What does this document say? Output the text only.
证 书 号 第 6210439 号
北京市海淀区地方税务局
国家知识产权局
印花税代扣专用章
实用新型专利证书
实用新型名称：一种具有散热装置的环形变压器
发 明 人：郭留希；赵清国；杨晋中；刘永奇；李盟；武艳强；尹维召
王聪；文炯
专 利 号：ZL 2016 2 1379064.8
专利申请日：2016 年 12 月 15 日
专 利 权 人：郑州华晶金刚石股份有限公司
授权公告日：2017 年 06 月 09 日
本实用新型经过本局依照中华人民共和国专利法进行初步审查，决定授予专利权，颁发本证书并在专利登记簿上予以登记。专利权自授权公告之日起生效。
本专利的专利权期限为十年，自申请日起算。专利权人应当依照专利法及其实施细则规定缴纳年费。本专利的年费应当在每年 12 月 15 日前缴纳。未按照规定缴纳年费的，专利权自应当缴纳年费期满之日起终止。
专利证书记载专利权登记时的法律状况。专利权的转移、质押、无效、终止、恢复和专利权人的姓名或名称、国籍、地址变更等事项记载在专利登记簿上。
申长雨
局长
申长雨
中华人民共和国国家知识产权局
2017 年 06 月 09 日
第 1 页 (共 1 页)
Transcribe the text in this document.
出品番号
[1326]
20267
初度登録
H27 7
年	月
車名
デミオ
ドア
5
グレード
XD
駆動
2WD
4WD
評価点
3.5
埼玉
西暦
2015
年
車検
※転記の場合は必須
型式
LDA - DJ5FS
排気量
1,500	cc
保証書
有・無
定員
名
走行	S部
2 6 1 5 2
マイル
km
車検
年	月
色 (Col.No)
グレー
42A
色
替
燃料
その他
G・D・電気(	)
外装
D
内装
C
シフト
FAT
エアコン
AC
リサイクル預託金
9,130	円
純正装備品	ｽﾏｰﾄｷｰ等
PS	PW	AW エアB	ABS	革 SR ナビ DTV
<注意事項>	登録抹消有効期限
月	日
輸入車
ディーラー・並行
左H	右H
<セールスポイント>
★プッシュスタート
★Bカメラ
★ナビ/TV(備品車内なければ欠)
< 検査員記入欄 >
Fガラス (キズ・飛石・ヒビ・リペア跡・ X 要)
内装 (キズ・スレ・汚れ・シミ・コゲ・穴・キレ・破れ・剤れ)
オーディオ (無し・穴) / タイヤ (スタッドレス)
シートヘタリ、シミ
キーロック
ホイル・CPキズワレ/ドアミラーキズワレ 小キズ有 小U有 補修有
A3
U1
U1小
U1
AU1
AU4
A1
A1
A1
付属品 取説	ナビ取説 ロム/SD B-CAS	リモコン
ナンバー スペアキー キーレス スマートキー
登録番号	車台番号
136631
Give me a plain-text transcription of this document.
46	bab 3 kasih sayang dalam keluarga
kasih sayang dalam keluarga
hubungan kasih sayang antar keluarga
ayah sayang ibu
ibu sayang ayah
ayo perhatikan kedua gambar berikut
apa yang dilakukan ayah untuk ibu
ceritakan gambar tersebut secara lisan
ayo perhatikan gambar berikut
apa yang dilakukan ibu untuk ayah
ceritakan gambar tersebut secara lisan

====

- PROBLEM STATEMENT
Give back exactly the lines that run from the line with "Give me a plain-text" through the close of the material, counting both ends, and nothing more.

- FULL RESPONSE
Give me a plain-text transcription of this document.
46	bab 3 kasih sayang dalam keluarga
kasih sayang dalam keluarga
hubungan kasih sayang antar keluarga
ayah sayang ibu
ibu sayang ayah
ayo perhatikan kedua gambar berikut
apa yang dilakukan ayah untuk ibu
ceritakan gambar tersebut secara lisan
ayo perhatikan gambar berikut
apa yang dilakukan ibu untuk ayah
ceritakan gambar tersebut secara lisan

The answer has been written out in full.